**Excerpt provided:**
···
Archive for the 'Travel' Category

“Few people know more about the change of pace in travel than Bette”

Tuesday, April 3rd, 2018

The Washington Post: Meet the woman who’s spent 60 years making the skies a little friendlier. (Nov 25, 2017)

“It’s early on a Thursday morning and flight attendant Bette Nash has just strolled up to Gate 19 at Reagan National Airport, where American Airlines Flight 2160 bound for Boston is parked and preparing for boarding.

As she pauses at the counter to adjust her scarf, a 20-something guy looks up. He lets out a gasp.

“Oh, my God,” he says excitedly. “Are you Bette Nash? Can I have your picture?”

This is what life is like when you are Nash, 81, who has been flying since Dwight D. Eisenhower was in the White House and a ticket for a flight cost $12.”

Southern Living: Virginia Woman Celebrates 60 Years of Service in the Skies—World’s Most Senior Flight Attendant. (Nov 10, 2017)

“For years now – decades, really- Nash has been a staple on the shuttle that zips back and forth between Washington, D.C. and Boston. […]
She flies the route several times a day and then drives home at the end of her shift. While the route doesn’t have the glamour of, say, a trip to Paris or London, the regular hours were important for Nash, because it meant that she could be home for her son. Nash a single mother and her child has special needs. “I have my handicap son. I wanted to be home every night. It wasn’t a choice for me,” she told ABC.

Now, at 82 years of age, Nash may be the most senior flight attendant in the world. That hasn’t slowed her down much, though. She can still be seen working on the shuttle as it flies between Boston and D.C. She’s been on the route so long that she knows many of the passengers.”

CNN Business Traveler: Lessons from 60 years as a flight attendant. (YouTube, 4min, published on Dec 2, 2016)

Corresponding article: Meet Bette Nash: She might just be the world’s oldest serving flight attendant.

“[T]here are so many areas where you can get lost and not even realize it until you’re lost”

Saturday, March 31st, 2018

The New York Times Magazine: Tragically Lost in Joshua
Tree’s Wild Interior – Dark Zones
.

“In June 2010, Bill Ewasko traveled alone from his home in suburban Atlanta to Joshua Tree National Park, where he planned to hike for several days. […]

Ewasko left a rough itinerary behind with his girlfriend, Mary Winston, featuring multiple destinations, both inside and outside the park. […]

The plan was that after he finished the hike, probably no later than 5 p.m., he would call Winston to check in, then grab dinner in nearby Pioneertown. But 5 p.m. rolled around, and Ewasko hadn’t called. Winston tried his cellphone several times, and it went directly to voice mail. She knew he might still be in a region of the park with limited cellular access, but the thought was hardly reassuring. As night fell on the West Coast with no word from Ewasko, Winston tried to call someone at the park, but by then Joshua Tree headquarters had closed for the day. Her only option was to wait.”

Link via MetaFilter.
···
**What this exercise asks:**
A) Reproduce the travel archive word for word, beginning at the words "The Washington Post: Meet" and stopping after "(Nov 10, 2017)".
B) Write what comes next in the travel archive, picking up after its last line.
The data isn't needed for any of this.
···
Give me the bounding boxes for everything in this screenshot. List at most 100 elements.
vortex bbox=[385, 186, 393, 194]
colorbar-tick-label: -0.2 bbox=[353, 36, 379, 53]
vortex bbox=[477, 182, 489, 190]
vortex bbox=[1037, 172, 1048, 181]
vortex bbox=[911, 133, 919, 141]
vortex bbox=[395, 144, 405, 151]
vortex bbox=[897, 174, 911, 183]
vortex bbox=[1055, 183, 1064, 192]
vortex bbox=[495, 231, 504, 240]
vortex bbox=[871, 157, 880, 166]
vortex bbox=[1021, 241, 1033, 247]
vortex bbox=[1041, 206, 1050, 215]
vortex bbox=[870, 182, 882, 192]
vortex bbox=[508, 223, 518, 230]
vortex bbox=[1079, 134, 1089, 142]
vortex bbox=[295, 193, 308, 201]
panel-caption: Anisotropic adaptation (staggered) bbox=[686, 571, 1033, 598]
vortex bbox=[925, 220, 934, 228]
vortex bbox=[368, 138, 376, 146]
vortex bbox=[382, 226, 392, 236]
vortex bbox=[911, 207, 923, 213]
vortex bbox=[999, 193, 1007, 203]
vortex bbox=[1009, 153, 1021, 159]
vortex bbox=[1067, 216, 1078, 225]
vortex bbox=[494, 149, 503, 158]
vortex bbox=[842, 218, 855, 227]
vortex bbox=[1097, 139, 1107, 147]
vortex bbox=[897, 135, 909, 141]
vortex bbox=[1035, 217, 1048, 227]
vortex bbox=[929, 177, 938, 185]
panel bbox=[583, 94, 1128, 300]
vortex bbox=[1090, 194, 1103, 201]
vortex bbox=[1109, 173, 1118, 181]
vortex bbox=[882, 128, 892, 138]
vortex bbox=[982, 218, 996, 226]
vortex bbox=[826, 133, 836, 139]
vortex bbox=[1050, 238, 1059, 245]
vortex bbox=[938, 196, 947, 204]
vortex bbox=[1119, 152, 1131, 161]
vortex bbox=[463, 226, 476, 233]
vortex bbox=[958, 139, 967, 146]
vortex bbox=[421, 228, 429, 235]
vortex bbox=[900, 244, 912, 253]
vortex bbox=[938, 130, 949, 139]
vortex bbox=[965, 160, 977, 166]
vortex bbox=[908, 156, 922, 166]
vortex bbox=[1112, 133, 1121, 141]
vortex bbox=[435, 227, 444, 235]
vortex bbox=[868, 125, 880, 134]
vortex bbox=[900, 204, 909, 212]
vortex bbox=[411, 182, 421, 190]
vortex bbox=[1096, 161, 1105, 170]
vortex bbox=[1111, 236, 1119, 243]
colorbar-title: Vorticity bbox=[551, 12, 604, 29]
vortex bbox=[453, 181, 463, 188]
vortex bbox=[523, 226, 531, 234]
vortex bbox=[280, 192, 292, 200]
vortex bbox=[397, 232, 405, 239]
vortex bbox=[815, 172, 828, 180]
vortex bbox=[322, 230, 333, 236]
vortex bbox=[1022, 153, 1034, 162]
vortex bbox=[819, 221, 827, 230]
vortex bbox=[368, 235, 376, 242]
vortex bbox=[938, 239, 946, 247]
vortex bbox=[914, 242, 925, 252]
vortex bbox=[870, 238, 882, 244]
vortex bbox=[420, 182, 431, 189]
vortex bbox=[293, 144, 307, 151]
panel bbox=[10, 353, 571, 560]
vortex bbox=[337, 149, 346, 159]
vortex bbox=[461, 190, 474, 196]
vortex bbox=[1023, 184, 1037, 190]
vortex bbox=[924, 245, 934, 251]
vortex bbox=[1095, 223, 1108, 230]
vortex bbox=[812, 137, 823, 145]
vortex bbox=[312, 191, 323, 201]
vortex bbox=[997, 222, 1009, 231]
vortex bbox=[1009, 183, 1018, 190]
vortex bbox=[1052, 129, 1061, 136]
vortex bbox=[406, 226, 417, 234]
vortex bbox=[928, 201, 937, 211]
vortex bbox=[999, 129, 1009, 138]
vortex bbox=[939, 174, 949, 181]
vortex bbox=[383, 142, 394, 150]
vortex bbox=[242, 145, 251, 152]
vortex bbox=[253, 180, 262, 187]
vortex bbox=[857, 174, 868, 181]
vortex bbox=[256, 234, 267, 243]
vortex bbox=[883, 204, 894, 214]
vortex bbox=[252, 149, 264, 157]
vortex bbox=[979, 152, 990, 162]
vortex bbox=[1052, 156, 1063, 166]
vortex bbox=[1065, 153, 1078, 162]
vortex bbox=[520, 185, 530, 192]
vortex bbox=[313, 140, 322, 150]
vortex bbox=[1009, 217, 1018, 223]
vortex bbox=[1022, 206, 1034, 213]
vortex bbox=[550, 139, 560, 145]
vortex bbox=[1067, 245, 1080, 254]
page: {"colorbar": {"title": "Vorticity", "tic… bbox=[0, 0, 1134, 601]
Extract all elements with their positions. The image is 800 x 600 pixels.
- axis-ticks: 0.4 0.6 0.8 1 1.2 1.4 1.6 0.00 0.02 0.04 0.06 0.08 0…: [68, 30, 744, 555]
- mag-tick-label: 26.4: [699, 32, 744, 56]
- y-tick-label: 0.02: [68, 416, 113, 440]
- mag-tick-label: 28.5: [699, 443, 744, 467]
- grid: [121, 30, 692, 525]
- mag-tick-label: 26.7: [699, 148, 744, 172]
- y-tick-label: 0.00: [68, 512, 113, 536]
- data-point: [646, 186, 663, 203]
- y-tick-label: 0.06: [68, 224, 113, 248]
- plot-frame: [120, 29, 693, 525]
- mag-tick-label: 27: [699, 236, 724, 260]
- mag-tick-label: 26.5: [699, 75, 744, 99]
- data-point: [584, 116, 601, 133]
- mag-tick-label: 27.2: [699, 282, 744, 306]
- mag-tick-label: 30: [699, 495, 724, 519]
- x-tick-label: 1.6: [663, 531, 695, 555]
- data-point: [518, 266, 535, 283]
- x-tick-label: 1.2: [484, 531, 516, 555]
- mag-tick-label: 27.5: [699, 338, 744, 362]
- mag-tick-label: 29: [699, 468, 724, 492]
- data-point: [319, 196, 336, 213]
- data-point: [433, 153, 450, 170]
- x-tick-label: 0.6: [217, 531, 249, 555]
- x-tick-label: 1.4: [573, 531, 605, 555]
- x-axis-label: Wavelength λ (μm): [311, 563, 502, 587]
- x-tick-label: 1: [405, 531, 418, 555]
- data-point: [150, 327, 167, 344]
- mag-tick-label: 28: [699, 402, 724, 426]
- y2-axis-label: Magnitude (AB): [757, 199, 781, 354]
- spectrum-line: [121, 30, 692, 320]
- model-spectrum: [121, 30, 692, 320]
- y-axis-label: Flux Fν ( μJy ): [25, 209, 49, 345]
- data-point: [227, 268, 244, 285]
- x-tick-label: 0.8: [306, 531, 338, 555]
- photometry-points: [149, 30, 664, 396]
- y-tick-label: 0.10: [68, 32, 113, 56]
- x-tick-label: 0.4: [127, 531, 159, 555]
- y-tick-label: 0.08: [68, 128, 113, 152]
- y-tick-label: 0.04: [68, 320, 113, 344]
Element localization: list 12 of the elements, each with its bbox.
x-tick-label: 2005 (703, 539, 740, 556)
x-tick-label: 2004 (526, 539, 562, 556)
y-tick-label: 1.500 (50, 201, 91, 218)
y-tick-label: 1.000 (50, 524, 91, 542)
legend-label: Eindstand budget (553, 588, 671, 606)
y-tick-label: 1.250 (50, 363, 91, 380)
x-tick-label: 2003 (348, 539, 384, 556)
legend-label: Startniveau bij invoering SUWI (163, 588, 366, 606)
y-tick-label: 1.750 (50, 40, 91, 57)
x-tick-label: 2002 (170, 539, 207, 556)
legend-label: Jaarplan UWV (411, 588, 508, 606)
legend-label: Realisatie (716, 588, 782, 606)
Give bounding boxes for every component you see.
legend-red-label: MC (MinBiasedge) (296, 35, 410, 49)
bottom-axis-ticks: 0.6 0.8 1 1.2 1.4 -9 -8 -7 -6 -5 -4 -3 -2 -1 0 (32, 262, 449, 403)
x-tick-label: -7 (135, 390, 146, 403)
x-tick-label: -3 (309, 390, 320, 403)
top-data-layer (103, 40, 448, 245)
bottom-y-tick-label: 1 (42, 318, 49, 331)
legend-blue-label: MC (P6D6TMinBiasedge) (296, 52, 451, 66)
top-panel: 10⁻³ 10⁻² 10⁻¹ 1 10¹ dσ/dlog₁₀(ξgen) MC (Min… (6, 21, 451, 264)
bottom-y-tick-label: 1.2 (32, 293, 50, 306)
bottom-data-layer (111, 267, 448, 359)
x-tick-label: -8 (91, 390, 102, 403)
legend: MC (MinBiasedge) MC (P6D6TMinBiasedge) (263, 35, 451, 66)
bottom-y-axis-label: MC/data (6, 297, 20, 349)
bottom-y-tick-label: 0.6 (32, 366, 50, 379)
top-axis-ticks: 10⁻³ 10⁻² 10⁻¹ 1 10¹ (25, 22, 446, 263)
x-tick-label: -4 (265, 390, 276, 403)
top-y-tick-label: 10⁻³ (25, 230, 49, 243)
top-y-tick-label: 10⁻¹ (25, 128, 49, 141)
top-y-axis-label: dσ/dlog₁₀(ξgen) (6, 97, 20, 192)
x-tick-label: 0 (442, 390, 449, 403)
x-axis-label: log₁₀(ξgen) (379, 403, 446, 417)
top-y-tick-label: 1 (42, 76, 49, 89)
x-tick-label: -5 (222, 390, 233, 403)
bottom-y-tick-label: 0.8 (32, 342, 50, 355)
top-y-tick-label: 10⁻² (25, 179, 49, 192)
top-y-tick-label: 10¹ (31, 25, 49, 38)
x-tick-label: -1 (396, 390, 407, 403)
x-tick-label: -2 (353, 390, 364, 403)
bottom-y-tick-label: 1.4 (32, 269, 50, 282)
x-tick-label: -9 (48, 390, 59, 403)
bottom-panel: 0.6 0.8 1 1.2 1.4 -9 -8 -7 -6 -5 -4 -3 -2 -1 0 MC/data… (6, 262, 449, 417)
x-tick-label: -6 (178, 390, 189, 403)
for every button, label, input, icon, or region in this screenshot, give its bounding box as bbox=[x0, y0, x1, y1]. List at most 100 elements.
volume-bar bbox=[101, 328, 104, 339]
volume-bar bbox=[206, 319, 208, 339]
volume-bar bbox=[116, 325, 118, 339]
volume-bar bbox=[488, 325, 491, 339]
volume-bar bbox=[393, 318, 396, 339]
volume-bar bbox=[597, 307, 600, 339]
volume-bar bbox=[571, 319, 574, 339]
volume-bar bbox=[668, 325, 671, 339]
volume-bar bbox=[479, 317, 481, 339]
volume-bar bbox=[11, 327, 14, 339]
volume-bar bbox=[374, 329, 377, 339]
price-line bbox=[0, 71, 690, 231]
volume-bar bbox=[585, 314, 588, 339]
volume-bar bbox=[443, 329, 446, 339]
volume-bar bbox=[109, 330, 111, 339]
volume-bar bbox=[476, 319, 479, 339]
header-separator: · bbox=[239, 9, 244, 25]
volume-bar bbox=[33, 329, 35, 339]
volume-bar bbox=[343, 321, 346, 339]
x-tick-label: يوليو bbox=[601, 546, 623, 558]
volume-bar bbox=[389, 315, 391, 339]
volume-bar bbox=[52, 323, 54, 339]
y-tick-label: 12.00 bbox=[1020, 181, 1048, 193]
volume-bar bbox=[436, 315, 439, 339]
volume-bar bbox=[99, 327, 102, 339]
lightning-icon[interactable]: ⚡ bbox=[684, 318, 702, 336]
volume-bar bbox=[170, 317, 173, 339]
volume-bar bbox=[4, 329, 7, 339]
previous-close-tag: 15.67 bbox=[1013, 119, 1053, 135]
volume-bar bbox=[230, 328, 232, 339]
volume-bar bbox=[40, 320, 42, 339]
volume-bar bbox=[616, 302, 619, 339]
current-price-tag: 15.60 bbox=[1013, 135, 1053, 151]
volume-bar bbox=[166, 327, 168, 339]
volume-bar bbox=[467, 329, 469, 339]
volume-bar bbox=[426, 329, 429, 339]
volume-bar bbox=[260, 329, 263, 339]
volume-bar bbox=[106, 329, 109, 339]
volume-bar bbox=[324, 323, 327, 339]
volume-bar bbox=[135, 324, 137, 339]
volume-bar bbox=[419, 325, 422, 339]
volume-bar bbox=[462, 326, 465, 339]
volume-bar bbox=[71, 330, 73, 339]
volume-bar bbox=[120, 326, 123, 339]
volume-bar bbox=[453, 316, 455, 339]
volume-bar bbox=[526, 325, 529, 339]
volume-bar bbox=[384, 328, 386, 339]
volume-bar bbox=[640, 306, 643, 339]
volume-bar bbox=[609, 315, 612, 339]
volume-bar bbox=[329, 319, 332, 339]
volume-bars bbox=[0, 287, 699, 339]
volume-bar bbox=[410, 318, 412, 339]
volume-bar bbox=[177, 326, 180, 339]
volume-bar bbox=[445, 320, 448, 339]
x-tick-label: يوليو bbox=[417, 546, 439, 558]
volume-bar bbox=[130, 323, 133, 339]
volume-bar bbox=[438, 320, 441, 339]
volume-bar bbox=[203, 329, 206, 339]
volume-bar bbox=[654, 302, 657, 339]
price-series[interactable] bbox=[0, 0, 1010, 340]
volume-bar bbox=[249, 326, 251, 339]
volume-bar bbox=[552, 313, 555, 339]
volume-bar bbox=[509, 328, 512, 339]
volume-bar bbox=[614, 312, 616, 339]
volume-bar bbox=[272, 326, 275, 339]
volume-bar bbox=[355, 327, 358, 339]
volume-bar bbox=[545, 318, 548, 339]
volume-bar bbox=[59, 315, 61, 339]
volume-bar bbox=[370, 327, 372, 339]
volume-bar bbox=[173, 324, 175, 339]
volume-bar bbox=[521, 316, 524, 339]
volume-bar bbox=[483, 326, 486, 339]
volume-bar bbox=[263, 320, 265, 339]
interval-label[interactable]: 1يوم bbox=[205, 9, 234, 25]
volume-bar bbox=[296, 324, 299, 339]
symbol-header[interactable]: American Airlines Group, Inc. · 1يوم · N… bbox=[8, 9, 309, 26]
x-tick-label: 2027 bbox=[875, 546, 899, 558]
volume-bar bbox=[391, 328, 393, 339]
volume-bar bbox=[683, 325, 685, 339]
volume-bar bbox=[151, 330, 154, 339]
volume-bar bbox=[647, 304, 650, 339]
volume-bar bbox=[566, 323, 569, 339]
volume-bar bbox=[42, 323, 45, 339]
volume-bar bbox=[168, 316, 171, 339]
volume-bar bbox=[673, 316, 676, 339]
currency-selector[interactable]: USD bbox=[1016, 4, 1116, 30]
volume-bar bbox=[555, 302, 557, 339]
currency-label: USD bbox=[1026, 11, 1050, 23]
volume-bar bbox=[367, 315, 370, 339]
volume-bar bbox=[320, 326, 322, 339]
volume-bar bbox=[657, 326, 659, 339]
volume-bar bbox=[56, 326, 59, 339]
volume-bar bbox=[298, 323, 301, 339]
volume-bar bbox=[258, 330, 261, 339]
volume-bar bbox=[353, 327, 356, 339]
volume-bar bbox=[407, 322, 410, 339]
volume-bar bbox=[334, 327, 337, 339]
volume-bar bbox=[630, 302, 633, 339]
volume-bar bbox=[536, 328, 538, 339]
···
**Results:**
A)
The Washington Post: Meet the woman who’s spent 60 years making the skies a little friendlier. (Nov 25, 2017)

“It’s early on a Thursday morning and flight attendant Bette Nash has just strolled up to Gate 19 at Reagan National Airport, where American Airlines Flight 2160 bound for Boston is parked and preparing for boarding.

As she pauses at the counter to adjust her scarf, a 20-something guy looks up. He lets out a gasp.

“Oh, my God,” he says excitedly. “Are you Bette Nash? Can I have your picture?”

This is what life is like when you are Nash, 81, who has been flying since Dwight D. Eisenhower was in the White House and a ticket for a flight cost $12.”

Southern Living: Virginia Woman Celebrates 60 Years of Service in the Skies—World’s Most Senior Flight Attendant. (Nov 10, 2017)

B)
I’ve been following the efforts of Tom Mahood as chronicled on his weblog Other Hand for years, ever since I read about the The Hunt for the Death Valley Germans.

Aurora Borealis

Monday, March 19th, 2018

William Briscoe Photography8K 360 video of the Lunar Eclipse and Aurora Borealis near Fairbanks, AK. (YouTube, 1:10min) “Here is an 8K 360 timelapse of the super blue blood moon which I filmed on Jan 31 near Fairbanks, Alaska.”

It’s a composite because you cannot get the exposure right for aurora and moon at the same time.

Link via MetaFilter.

“Here I am, brain the size of a planet and they ask me to take you down to the bridge.”

Sunday, March 4th, 2018

The Guardian: Don’t panic! The Hitchhiker’s Guide to the Galaxy is back. “It’s the biggest thing to happen to the universe since the Vogons blew up Earth. Our writer grabs a babelfish and goes behind the scenes as the space satire returns.”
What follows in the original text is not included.